→ Input
# # # # #

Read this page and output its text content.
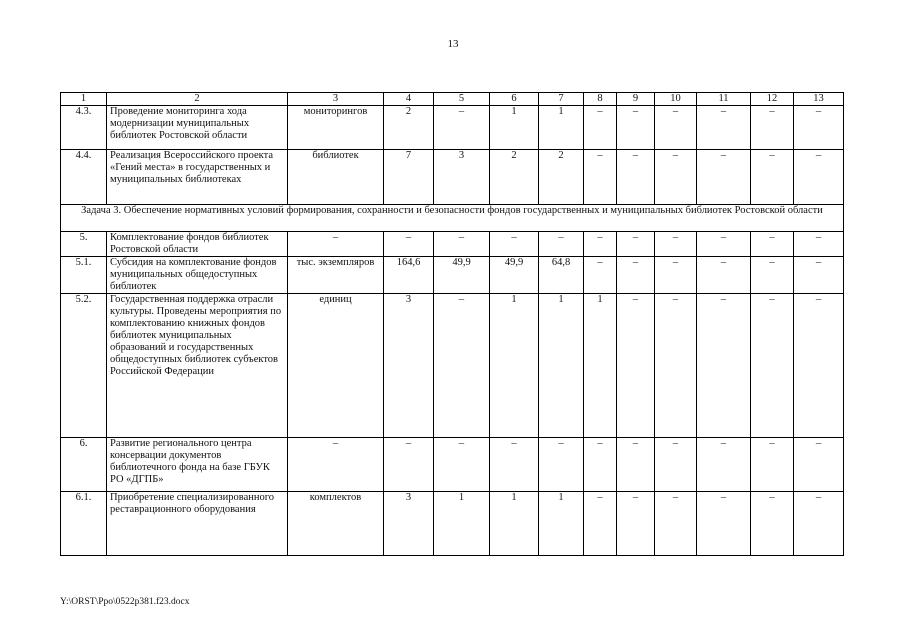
13
1	2	3	4	5	6	7	8	9	10	11	12	13
4.3.	Проведение мониторинга хода модернизации муниципальных библиотек Ростовской области	мониторингов	2	–	1	1	–	–	–	–	–	–
4.4.	Реализация Всероссийского проекта «Гений места» в государственных и муниципальных библиотеках	библиотек	7	3	2	2	–	–	–	–	–	–
Задача 3. Обеспечение нормативных условий формирования, сохранности и безопасности фондов государственных и муниципальных библиотек Ростовской области												
5.	Комплектование фондов библиотек Ростовской области	–	–	–	–	–	–	–	–	–	–	–
5.1.	Субсидия на комплектование фондов муниципальных общедоступных библиотек	тыс. экземпляров	164,6	49,9	49,9	64,8	–	–	–	–	–	–
5.2.	Государственная поддержка отрасли культуры. Проведены мероприятия по комплектованию книжных фондов библиотек муниципальных образований и государственных общедоступных библиотек субъектов Российской Федерации	единиц	3	–	1	1	1	–	–	–	–	–
6.	Развитие регионального центра консервации документов библиотечного фонда на базе ГБУК РО «ДГПБ»	–	–	–	–	–	–	–	–	–	–	–
6.1.	Приобретение специализированного реставрационного оборудования	комплектов	3	1	1	1	–	–	–	–	–	–
Y:\ORST\Ppo\0522p381.f23.docx
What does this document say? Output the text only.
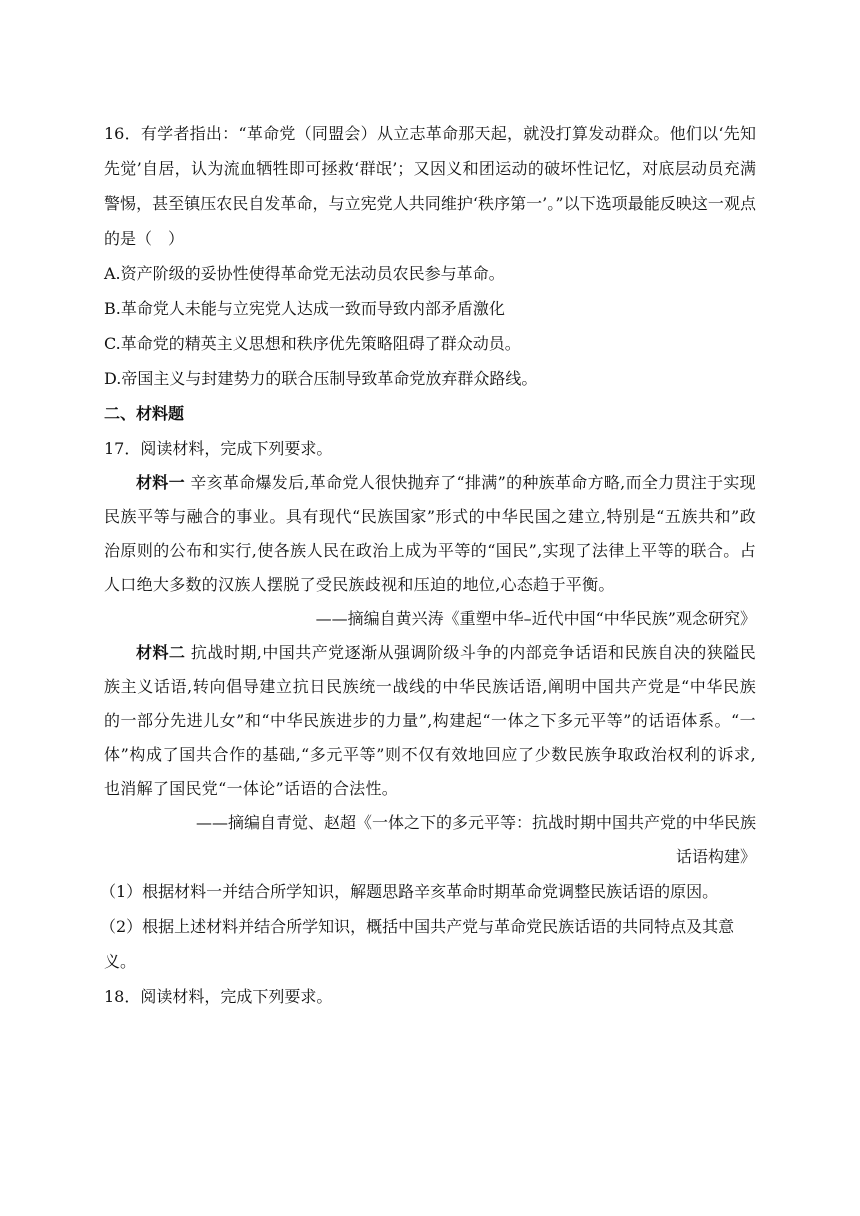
16．有学者指出：“革命党（同盟会）从立志革命那天起，就没打算发动群众。他们以‘先知先觉’自居，认为流血牺牲即可拯救‘群氓’；又因义和团运动的破坏性记忆，对底层动员充满警惕，甚至镇压农民自发革命，与立宪党人共同维护‘秩序第一’。”以下选项最能反映这一观点的是（　）

A.资产阶级的妥协性使得革命党无法动员农民参与革命。

B.革命党人未能与立宪党人达成一致而导致内部矛盾激化

C.革命党的精英主义思想和秩序优先策略阻碍了群众动员。

D.帝国主义与封建势力的联合压制导致革命党放弃群众路线。

二、材料题

17．阅读材料，完成下列要求。

材料一 辛亥革命爆发后,革命党人很快抛弃了“排满”的种族革命方略,而全力贯注于实现民族平等与融合的事业。具有现代“民族国家”形式的中华民国之建立,特别是“五族共和”政治原则的公布和实行,使各族人民在政治上成为平等的“国民”,实现了法律上平等的联合。占人口绝大多数的汉族人摆脱了受民族歧视和压迫的地位,心态趋于平衡。

——摘编自黄兴涛《重塑中华–近代中国“中华民族”观念研究》

材料二 抗战时期,中国共产党逐渐从强调阶级斗争的内部竞争话语和民族自决的狭隘民族主义话语,转向倡导建立抗日民族统一战线的中华民族话语,阐明中国共产党是“中华民族的一部分先进儿女”和“中华民族进步的力量”,构建起“一体之下多元平等”的话语体系。“一体”构成了国共合作的基础,“多元平等”则不仅有效地回应了少数民族争取政治权利的诉求,也消解了国民党“一体论”话语的合法性。

——摘编自青觉、赵超《一体之下的多元平等：抗战时期中国共产党的中华民族

话语构建》

（1）根据材料一并结合所学知识，解题思路辛亥革命时期革命党调整民族话语的原因。

（2）根据上述材料并结合所学知识，概括中国共产党与革命党民族话语的共同特点及其意义。

18．阅读材料，完成下列要求。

# # # # #

Begin with the line containing "What does this" and end with the final line of the data, printing those lines exactly and only; pictures are left out.

→ Answer for the task
What does this document say? Output the text only.
16．有学者指出：“革命党（同盟会）从立志革命那天起，就没打算发动群众。他们以‘先知先觉’自居，认为流血牺牲即可拯救‘群氓’；又因义和团运动的破坏性记忆，对底层动员充满警惕，甚至镇压农民自发革命，与立宪党人共同维护‘秩序第一’。”以下选项最能反映这一观点的是（　）

A.资产阶级的妥协性使得革命党无法动员农民参与革命。

B.革命党人未能与立宪党人达成一致而导致内部矛盾激化

C.革命党的精英主义思想和秩序优先策略阻碍了群众动员。

D.帝国主义与封建势力的联合压制导致革命党放弃群众路线。

二、材料题

17．阅读材料，完成下列要求。

材料一 辛亥革命爆发后,革命党人很快抛弃了“排满”的种族革命方略,而全力贯注于实现民族平等与融合的事业。具有现代“民族国家”形式的中华民国之建立,特别是“五族共和”政治原则的公布和实行,使各族人民在政治上成为平等的“国民”,实现了法律上平等的联合。占人口绝大多数的汉族人摆脱了受民族歧视和压迫的地位,心态趋于平衡。

——摘编自黄兴涛《重塑中华–近代中国“中华民族”观念研究》

材料二 抗战时期,中国共产党逐渐从强调阶级斗争的内部竞争话语和民族自决的狭隘民族主义话语,转向倡导建立抗日民族统一战线的中华民族话语,阐明中国共产党是“中华民族的一部分先进儿女”和“中华民族进步的力量”,构建起“一体之下多元平等”的话语体系。“一体”构成了国共合作的基础,“多元平等”则不仅有效地回应了少数民族争取政治权利的诉求,也消解了国民党“一体论”话语的合法性。

——摘编自青觉、赵超《一体之下的多元平等：抗战时期中国共产党的中华民族

话语构建》

（1）根据材料一并结合所学知识，解题思路辛亥革命时期革命党调整民族话语的原因。

（2）根据上述材料并结合所学知识，概括中国共产党与革命党民族话语的共同特点及其意义。

18．阅读材料，完成下列要求。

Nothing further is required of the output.